● The exercise:
Retype all of the listing exactly, passing over any picture you find.

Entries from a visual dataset
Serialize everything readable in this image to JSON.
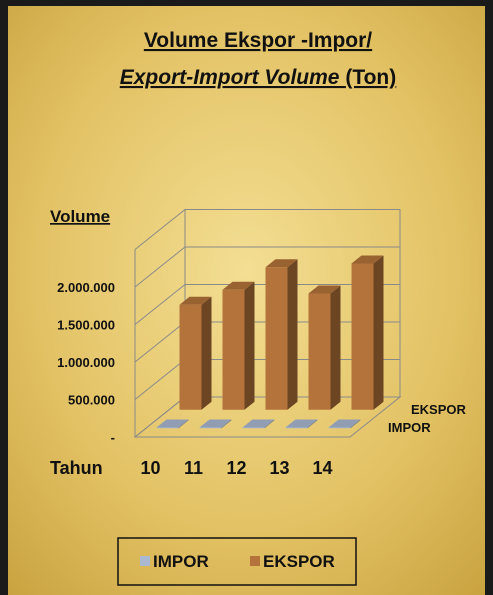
{
  "chart_data": {
    "type": "bar3d",
    "title": "Volume Ekspor -Impor/",
    "subtitle": [
      "Export-Import Volume",
      "(Ton)"
    ],
    "y_label": "Volume",
    "x_label": "Tahun",
    "categories": [
      "10",
      "11",
      "12",
      "13",
      "14"
    ],
    "series": [
      {
        "name": "IMPOR",
        "color": "#a9b9d2",
        "values": [
          10000,
          10000,
          10000,
          10000,
          10000
        ]
      },
      {
        "name": "EKSPOR",
        "color": "#b4733a",
        "values": [
          1400000,
          1600000,
          1900000,
          1550000,
          1950000
        ]
      }
    ],
    "ylim": [
      0,
      2500000
    ],
    "yticks": [
      {
        "value": 0,
        "label": "-"
      },
      {
        "value": 500000,
        "label": "500.000"
      },
      {
        "value": 1000000,
        "label": "1.000.000"
      },
      {
        "value": 1500000,
        "label": "1.500.000"
      },
      {
        "value": 2000000,
        "label": "2.000.000"
      }
    ],
    "grid": true
  }
}
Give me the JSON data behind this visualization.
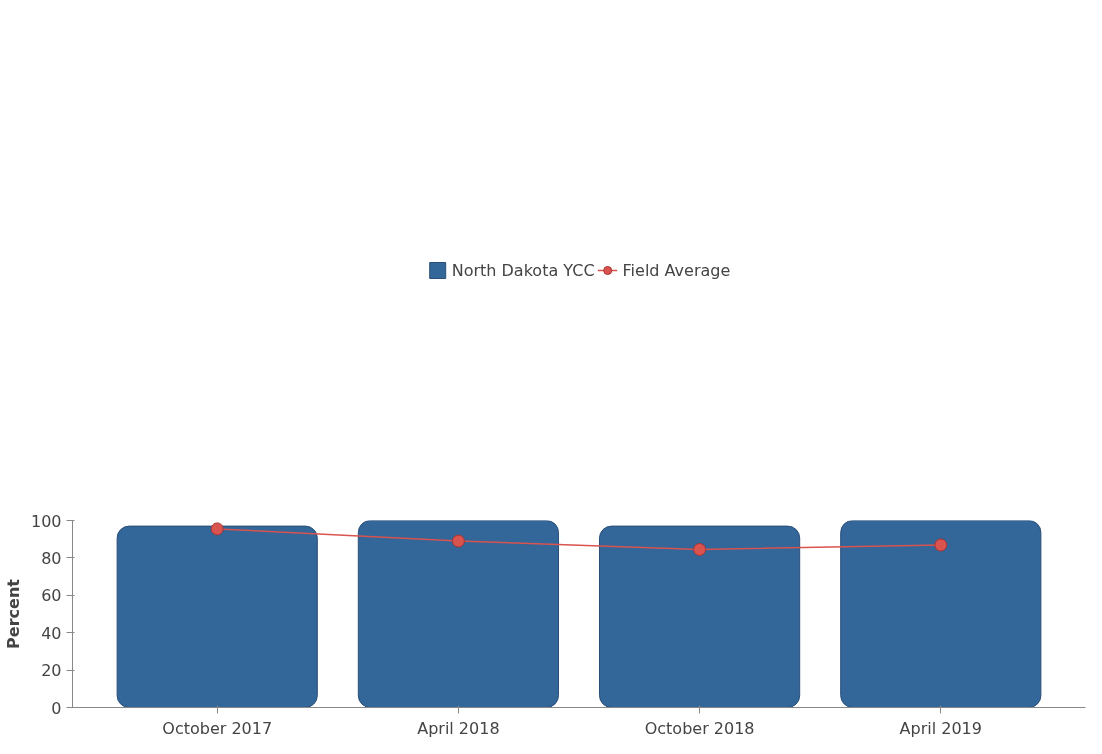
{
  "chart_data": {
    "type": "bar",
    "ylabel": "Percent",
    "categories": [
      "October 2017",
      "April 2018",
      "October 2018",
      "April 2019"
    ],
    "series": [
      {
        "name": "North Dakota YCC",
        "color": "#336699",
        "values": [
          97,
          100,
          97,
          100
        ]
      },
      {
        "name": "Field Average",
        "type": "line",
        "color": "#d9534f",
        "values": [
          95.5,
          89,
          84.5,
          86.9
        ]
      }
    ],
    "ylim": [
      0,
      100
    ],
    "yticks": [
      0,
      20,
      40,
      60,
      80,
      100
    ],
    "grid": false,
    "legend": "top",
    "marker": "circle"
  }
}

● Exercise answer:
Serialize everything readable in this image to JSON.
{
  "chart_data": {
    "type": "bar3d",
    "title": "Volume Ekspor -Impor/",
    "subtitle": [
      "Export-Import Volume",
      "(Ton)"
    ],
    "y_label": "Volume",
    "x_label": "Tahun",
    "categories": [
      "10",
      "11",
      "12",
      "13",
      "14"
    ],
    "series": [
      {
        "name": "IMPOR",
        "color": "#a9b9d2",
        "values": [
          10000,
          10000,
          10000,
          10000,
          10000
        ]
      },
      {
        "name": "EKSPOR",
        "color": "#b4733a",
        "values": [
          1400000,
          1600000,
          1900000,
          1550000,
          1950000
        ]
      }
    ],
    "ylim": [
      0,
      2500000
    ],
    "yticks": [
      {
        "value": 0,
        "label": "-"
      },
      {
        "value": 500000,
        "label": "500.000"
      },
      {
        "value": 1000000,
        "label": "1.000.000"
      },
      {
        "value": 1500000,
        "label": "1.500.000"
      },
      {
        "value": 2000000,
        "label": "2.000.000"
      }
    ],
    "grid": true
  }
}
Give me the JSON data behind this visualization.
{
  "chart_data": {
    "type": "bar",
    "ylabel": "Percent",
    "categories": [
      "October 2017",
      "April 2018",
      "October 2018",
      "April 2019"
    ],
    "series": [
      {
        "name": "North Dakota YCC",
        "color": "#336699",
        "values": [
          97,
          100,
          97,
          100
        ]
      },
      {
        "name": "Field Average",
        "type": "line",
        "color": "#d9534f",
        "values": [
          95.5,
          89,
          84.5,
          86.9
        ]
      }
    ],
    "ylim": [
      0,
      100
    ],
    "yticks": [
      0,
      20,
      40,
      60,
      80,
      100
    ],
    "grid": false,
    "legend": "top",
    "marker": "circle"
  }
}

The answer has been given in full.